Aim
Go through the material below and copy all lines with "花是天使".

........

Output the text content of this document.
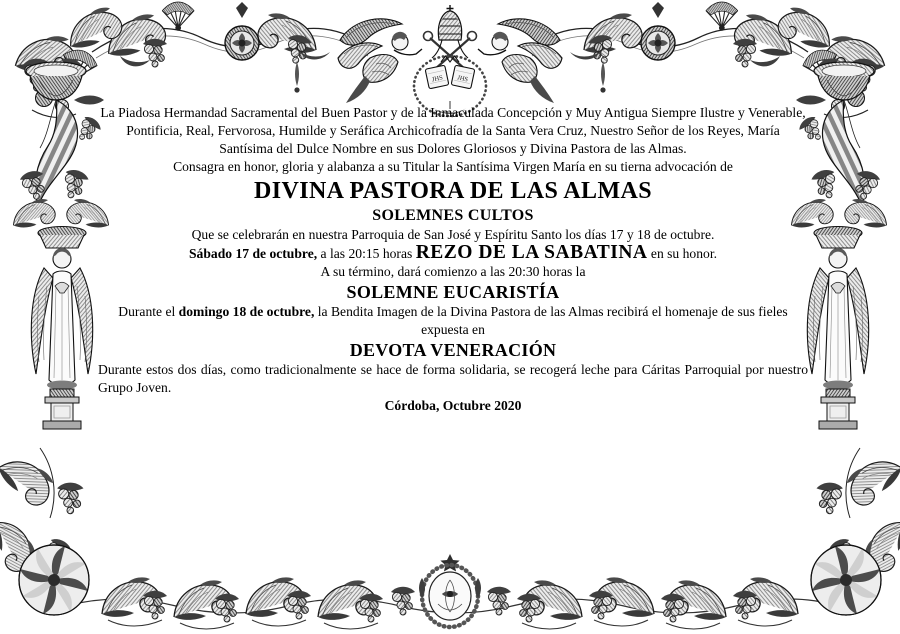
JHS JHS

La Piadosa Hermandad Sacramental del Buen Pastor y de la Inmaculada Concepción y Muy Antigua Siempre Ilustre y Venerable, Pontificia, Real, Fervorosa, Humilde y Seráfica Archicofradía de la Santa Vera Cruz, Nuestro Señor de los Reyes, María Santísima del Dulce Nombre en sus Dolores Gloriosos y Divina Pastora de las Almas.

Consagra en honor, gloria y alabanza a su Titular la Santísima Virgen María en su tierna advocación de

DIVINA PASTORA DE LAS ALMAS
SOLEMNES CULTOS

Que se celebrarán en nuestra Parroquia de San José y Espíritu Santo los días 17 y 18 de octubre.

Sábado 17 de octubre, a las 20:15 horas REZO DE LA SABATINA en su honor.

A su término, dará comienzo a las 20:30 horas la

SOLEMNE EUCARISTÍA

Durante el domingo 18 de octubre, la Bendita Imagen de la Divina Pastora de las Almas recibirá el homenaje de sus fieles expuesta en

DEVOTA VENERACIÓN

Durante estos dos días, como tradicionalmente se hace de forma solidaria, se recogerá leche para Cáritas Parroquial por nuestro Grupo Joven.

Córdoba, Octubre 2020
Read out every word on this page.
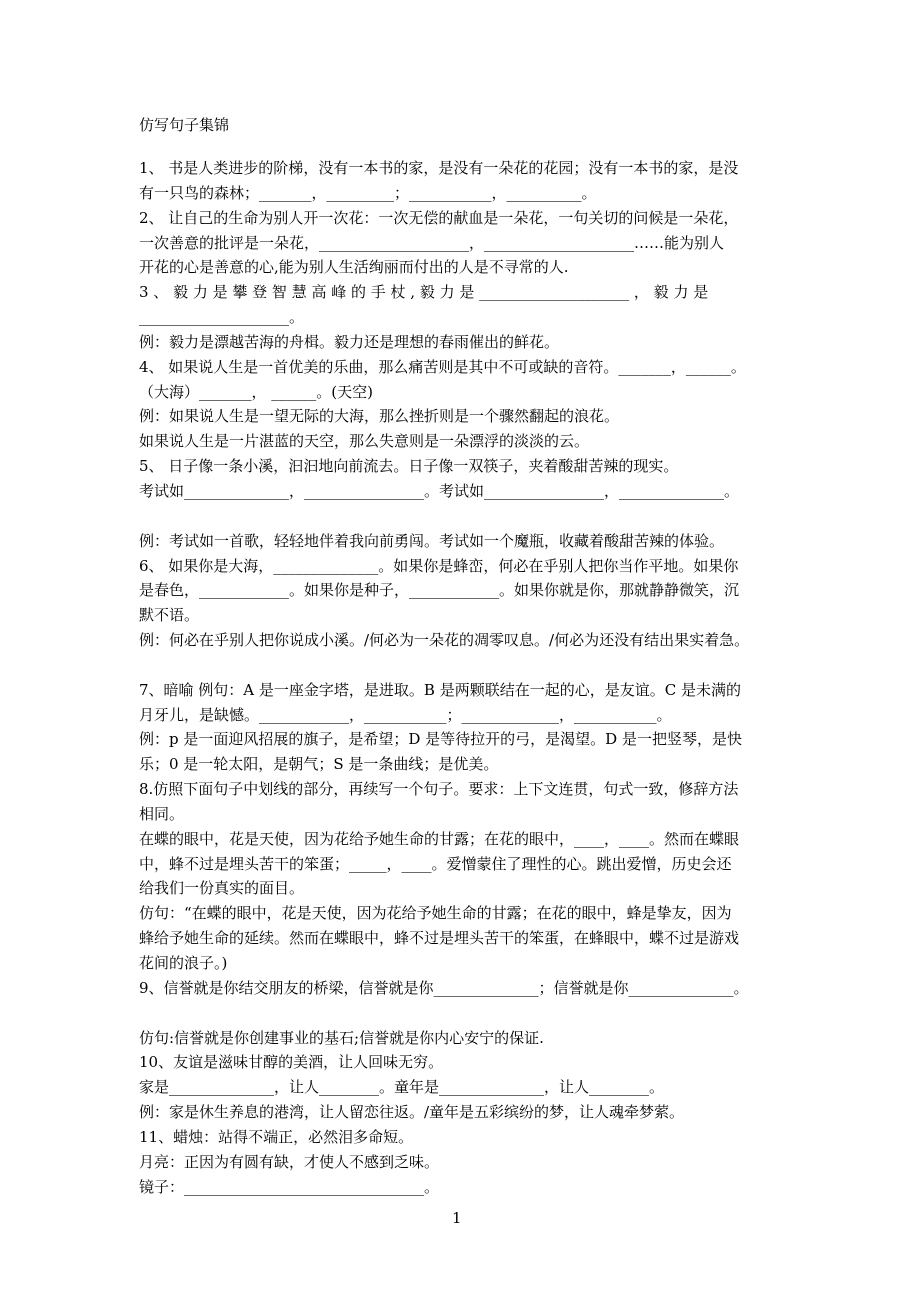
仿写句子集锦
1、 书是人类进步的阶梯，没有一本书的家，是没有一朵花的花园；没有一本书的家，是没
有一只鸟的森林；_______，_________；___________，__________。
2、 让自己的生命为别人开一次花：一次无偿的献血是一朵花，一句关切的问候是一朵花，
一次善意的批评是一朵花，____________________，____________________……能为别人
开花的心是善意的心,能为别人生活绚丽而付出的人是不寻常的人.
3 、 毅 力 是 攀 登 智 慧 高 峰 的 手 杖 , 毅 力 是 ____________________ ， 毅 力 是
____________________。
例：毅力是漂越苦海的舟楫。毅力还是理想的春雨催出的鲜花。
4、 如果说人生是一首优美的乐曲，那么痛苦则是其中不可或缺的音符。_______，______。
（大海）_______， ______。(天空)
例：如果说人生是一望无际的大海，那么挫折则是一个骤然翻起的浪花。
如果说人生是一片湛蓝的天空，那么失意则是一朵漂浮的淡淡的云。
5、 日子像一条小溪，汩汩地向前流去。日子像一双筷子，夹着酸甜苦辣的现实。
考试如______________，________________。考试如________________，______________。
例：考试如一首歌，轻轻地伴着我向前勇闯。考试如一个魔瓶，收藏着酸甜苦辣的体验。
6、 如果你是大海，______________。如果你是蜂峦，何必在乎别人把你当作平地。如果你
是春色，____________。如果你是种子，____________。如果你就是你，那就静静微笑，沉
默不语。
例：何必在乎别人把你说成小溪。/何必为一朵花的凋零叹息。/何必为还没有结出果实着急。
7、暗喻 例句：A 是一座金字塔，是进取。B 是两颗联结在一起的心，是友谊。C 是未满的
月牙儿，是缺憾。____________，___________；_____________，___________。
例：p 是一面迎风招展的旗子，是希望；D 是等待拉开的弓，是渴望。D 是一把竖琴，是快
乐；0 是一轮太阳，是朝气；S 是一条曲线；是优美。
8.仿照下面句子中划线的部分，再续写一个句子。要求：上下文连贯，句式一致，修辞方法
相同。
在蝶的眼中，花是天使，因为花给予她生命的甘露；在花的眼中，____，____。然而在蝶眼
中，蜂不过是埋头苦干的笨蛋；_____，____。爱憎蒙住了理性的心。跳出爱憎，历史会还
给我们一份真实的面目。
仿句：“在蝶的眼中，花是天使，因为花给予她生命的甘露；在花的眼中，蜂是挚友，因为
蜂给予她生命的延续。然而在蝶眼中，蜂不过是埋头苦干的笨蛋，在蜂眼中，蝶不过是游戏
花间的浪子。)
9、信誉就是你结交朋友的桥梁，信誉就是你______________；信誉就是你______________。
仿句:信誉就是你创建事业的基石;信誉就是你内心安宁的保证.
10、友谊是滋味甘醇的美酒，让人回味无穷。
家是______________，让人________。童年是______________，让人________。
例：家是休生养息的港湾，让人留恋往返。/童年是五彩缤纷的梦，让人魂牵梦萦。
11、蜡烛：站得不端正，必然泪多命短。
月亮：正因为有圆有缺，才使人不感到乏味。
镜子：________________________________。
1
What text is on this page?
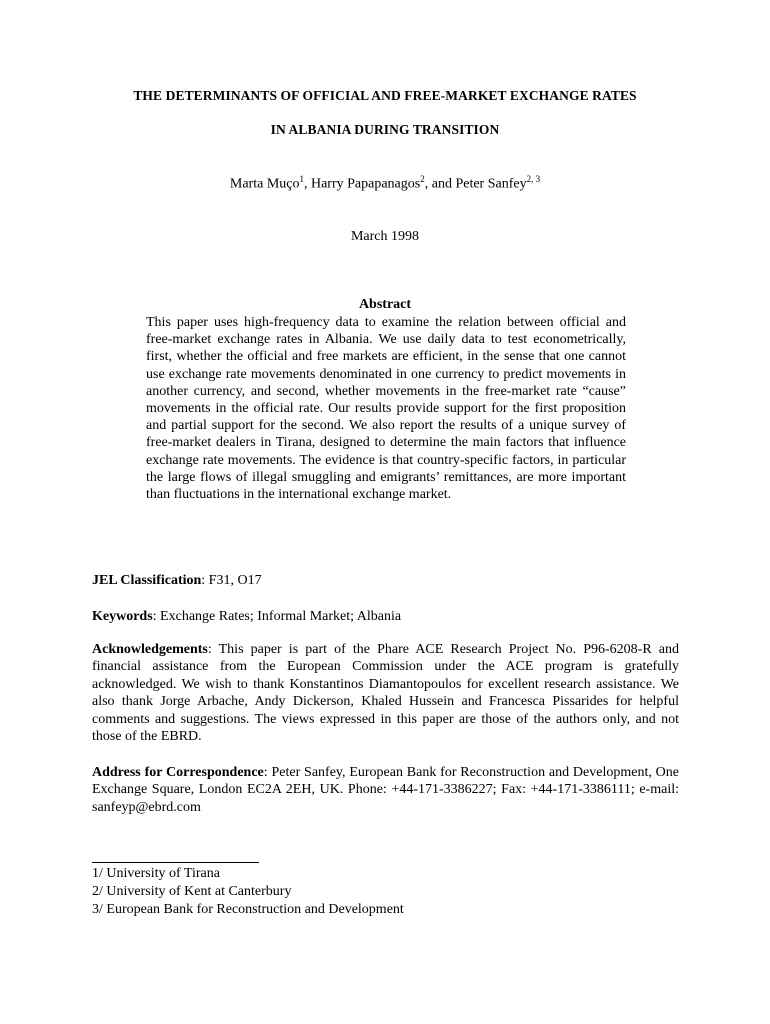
THE DETERMINANTS OF OFFICIAL AND FREE-MARKET EXCHANGE RATES
IN ALBANIA DURING TRANSITION
Marta Muço$^1$, Harry Papapanagos$^2$, and Peter Sanfey$^{2, 3}$
March 1998
Abstract
This paper uses high-frequency data to examine the relation between official and free-market exchange rates in Albania. We use daily data to test econometrically, first, whether the official and free markets are efficient, in the sense that one cannot use exchange rate movements denominated in one currency to predict movements in another currency, and second, whether movements in the free-market rate “cause” movements in the official rate. Our results provide support for the first proposition and partial support for the second. We also report the results of a unique survey of free-market dealers in Tirana, designed to determine the main factors that influence exchange rate movements. The evidence is that country-specific factors, in particular the large flows of illegal smuggling and emigrants’ remittances, are more important than fluctuations in the international exchange market.
JEL Classification: F31, O17
Keywords: Exchange Rates; Informal Market; Albania
Acknowledgements: This paper is part of the Phare ACE Research Project No. P96-6208-R and financial assistance from the European Commission under the ACE program is gratefully acknowledged. We wish to thank Konstantinos Diamantopoulos for excellent research assistance. We also thank Jorge Arbache, Andy Dickerson, Khaled Hussein and Francesca Pissarides for helpful comments and suggestions. The views expressed in this paper are those of the authors only, and not those of the EBRD.
Address for Correspondence: Peter Sanfey, European Bank for Reconstruction and Development, One Exchange Square, London EC2A 2EH, UK. Phone: +44-171-3386227; Fax: +44-171-3386111; e-mail: sanfeyp@ebrd.com
1/ University of Tirana
2/ University of Kent at Canterbury
3/ European Bank for Reconstruction and Development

........

Solution to the exercise
在蝶的眼中，花是天使，因为花给予她生命的甘露；在花的眼中，____，____。然而在蝶眼
仿句：“在蝶的眼中，花是天使，因为花给予她生命的甘露；在花的眼中，蜂是挚友，因为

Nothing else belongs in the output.